Task to complete:
Reply with one number: the count of lines in the listing that contain the string "salió".

----------

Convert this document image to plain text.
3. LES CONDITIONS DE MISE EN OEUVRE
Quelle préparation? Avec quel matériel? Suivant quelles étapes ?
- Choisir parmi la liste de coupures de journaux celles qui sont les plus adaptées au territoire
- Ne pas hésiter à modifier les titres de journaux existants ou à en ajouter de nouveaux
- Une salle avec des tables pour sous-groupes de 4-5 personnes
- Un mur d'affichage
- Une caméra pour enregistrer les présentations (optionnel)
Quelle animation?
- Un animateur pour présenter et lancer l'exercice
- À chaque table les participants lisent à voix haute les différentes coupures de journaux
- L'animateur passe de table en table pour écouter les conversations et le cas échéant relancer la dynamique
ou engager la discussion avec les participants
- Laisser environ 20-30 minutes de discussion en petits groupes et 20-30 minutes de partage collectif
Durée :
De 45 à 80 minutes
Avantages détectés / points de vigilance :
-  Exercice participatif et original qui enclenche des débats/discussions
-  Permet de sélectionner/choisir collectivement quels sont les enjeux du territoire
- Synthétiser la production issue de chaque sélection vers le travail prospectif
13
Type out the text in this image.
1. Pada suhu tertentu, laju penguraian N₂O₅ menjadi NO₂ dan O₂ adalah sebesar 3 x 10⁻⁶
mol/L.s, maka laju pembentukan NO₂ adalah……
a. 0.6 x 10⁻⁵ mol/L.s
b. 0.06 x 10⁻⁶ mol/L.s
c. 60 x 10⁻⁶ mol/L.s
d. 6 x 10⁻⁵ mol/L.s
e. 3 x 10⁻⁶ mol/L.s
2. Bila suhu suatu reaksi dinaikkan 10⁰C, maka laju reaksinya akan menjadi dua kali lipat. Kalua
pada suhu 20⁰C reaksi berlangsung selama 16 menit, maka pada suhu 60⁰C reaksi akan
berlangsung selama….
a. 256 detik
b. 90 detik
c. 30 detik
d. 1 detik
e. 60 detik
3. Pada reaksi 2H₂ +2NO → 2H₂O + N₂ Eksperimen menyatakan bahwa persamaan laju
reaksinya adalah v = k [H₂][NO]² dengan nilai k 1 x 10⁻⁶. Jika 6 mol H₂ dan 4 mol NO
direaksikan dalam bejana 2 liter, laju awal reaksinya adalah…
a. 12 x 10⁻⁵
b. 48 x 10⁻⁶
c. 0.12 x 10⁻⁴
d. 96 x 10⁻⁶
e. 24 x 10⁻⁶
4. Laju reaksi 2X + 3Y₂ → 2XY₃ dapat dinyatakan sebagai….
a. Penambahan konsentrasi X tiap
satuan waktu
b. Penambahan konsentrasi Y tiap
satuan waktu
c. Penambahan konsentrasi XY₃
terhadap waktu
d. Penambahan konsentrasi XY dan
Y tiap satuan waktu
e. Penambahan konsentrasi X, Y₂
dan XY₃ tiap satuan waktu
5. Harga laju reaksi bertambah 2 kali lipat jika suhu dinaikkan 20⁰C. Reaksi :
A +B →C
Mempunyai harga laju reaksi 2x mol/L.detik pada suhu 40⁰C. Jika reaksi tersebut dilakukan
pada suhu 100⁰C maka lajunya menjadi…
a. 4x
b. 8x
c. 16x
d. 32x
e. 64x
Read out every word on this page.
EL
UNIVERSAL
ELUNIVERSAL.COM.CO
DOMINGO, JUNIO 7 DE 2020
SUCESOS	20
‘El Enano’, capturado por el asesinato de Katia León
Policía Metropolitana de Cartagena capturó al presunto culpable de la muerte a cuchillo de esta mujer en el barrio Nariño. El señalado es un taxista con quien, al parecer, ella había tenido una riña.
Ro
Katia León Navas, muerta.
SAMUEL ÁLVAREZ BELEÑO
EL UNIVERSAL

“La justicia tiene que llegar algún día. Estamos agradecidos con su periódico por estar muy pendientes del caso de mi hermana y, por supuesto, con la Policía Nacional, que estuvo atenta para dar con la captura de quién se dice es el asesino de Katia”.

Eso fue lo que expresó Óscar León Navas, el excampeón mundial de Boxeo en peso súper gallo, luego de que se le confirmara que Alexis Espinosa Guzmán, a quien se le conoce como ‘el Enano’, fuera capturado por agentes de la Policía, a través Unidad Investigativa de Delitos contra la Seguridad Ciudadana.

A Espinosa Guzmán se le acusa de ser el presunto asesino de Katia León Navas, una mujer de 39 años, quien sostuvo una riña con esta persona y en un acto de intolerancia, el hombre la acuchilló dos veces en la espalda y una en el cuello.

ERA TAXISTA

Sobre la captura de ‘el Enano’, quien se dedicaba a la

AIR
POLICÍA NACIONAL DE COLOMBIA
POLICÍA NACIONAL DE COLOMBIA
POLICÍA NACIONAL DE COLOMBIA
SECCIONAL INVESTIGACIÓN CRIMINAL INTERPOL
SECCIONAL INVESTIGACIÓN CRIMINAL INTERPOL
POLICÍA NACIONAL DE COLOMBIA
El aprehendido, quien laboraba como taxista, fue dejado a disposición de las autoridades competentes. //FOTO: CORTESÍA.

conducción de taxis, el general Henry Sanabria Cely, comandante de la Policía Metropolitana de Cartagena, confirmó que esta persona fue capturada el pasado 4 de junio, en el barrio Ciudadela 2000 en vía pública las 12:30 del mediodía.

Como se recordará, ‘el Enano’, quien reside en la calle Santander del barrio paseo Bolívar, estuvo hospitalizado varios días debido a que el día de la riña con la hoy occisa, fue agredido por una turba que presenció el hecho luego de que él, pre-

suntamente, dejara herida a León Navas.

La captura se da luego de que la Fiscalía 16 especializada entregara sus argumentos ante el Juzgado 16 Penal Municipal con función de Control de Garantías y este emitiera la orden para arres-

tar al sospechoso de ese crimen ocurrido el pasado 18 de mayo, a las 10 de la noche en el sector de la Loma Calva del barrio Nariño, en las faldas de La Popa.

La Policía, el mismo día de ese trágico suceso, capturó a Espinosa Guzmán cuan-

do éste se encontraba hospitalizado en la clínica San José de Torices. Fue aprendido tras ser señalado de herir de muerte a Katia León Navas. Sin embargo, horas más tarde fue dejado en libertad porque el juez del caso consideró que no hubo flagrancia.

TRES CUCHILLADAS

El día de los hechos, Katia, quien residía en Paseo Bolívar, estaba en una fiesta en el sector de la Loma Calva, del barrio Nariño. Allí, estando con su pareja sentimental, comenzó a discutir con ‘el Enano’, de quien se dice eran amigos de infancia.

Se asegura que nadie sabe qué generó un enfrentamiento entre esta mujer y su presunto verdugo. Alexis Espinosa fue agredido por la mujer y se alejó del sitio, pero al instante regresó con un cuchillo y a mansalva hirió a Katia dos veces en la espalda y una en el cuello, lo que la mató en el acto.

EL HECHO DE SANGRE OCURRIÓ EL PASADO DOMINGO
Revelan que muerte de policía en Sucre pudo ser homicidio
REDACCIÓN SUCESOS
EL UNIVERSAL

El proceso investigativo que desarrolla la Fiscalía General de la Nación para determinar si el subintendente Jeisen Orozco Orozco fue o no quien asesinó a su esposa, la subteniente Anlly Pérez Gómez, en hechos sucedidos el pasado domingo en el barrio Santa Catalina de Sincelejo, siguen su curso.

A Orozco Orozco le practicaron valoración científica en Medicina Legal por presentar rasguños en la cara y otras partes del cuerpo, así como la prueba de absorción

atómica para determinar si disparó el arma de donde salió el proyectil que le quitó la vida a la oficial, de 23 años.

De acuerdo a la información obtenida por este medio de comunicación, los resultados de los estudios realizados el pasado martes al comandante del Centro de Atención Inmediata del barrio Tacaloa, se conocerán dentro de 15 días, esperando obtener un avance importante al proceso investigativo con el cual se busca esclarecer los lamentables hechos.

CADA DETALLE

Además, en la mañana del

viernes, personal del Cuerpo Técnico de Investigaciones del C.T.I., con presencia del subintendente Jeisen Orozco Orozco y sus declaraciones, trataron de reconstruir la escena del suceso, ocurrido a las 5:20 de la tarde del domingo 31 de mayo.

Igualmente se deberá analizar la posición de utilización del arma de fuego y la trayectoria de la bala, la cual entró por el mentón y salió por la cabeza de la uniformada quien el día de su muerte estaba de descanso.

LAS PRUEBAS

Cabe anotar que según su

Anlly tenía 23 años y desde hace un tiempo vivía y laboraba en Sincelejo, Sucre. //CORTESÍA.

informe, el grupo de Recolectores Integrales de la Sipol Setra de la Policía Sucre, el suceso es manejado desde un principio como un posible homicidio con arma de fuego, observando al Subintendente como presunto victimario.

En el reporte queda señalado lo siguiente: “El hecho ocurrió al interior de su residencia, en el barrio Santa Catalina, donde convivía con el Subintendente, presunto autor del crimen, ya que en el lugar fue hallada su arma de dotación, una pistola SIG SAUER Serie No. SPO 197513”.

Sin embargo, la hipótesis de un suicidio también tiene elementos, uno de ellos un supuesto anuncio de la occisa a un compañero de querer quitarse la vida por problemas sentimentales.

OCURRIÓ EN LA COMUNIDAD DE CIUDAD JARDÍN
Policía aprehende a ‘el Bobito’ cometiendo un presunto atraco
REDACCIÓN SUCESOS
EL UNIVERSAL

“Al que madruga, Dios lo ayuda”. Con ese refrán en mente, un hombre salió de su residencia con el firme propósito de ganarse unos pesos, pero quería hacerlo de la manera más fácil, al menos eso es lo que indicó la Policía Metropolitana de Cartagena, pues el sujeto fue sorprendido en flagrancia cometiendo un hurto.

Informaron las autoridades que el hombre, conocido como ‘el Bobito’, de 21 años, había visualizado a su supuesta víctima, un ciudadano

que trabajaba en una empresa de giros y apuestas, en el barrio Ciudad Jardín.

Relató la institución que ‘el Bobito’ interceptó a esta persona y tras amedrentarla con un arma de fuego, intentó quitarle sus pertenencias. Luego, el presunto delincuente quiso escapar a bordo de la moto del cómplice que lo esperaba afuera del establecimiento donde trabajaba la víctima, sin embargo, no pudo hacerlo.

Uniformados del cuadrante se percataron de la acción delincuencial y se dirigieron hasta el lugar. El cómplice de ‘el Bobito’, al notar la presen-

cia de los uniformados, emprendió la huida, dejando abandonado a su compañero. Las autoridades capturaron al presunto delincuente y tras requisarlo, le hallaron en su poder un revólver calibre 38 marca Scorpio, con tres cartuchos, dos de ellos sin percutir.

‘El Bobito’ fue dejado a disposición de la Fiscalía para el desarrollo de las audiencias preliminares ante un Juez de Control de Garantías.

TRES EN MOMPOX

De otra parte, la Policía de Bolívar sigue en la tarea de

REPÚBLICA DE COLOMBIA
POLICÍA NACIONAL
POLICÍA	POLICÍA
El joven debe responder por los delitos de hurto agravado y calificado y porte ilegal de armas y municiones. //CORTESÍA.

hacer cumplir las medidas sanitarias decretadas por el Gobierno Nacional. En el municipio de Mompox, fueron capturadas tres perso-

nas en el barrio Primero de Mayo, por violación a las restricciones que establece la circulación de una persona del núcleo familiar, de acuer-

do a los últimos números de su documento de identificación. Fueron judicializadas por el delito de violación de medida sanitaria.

----------

Solution for this problem:
3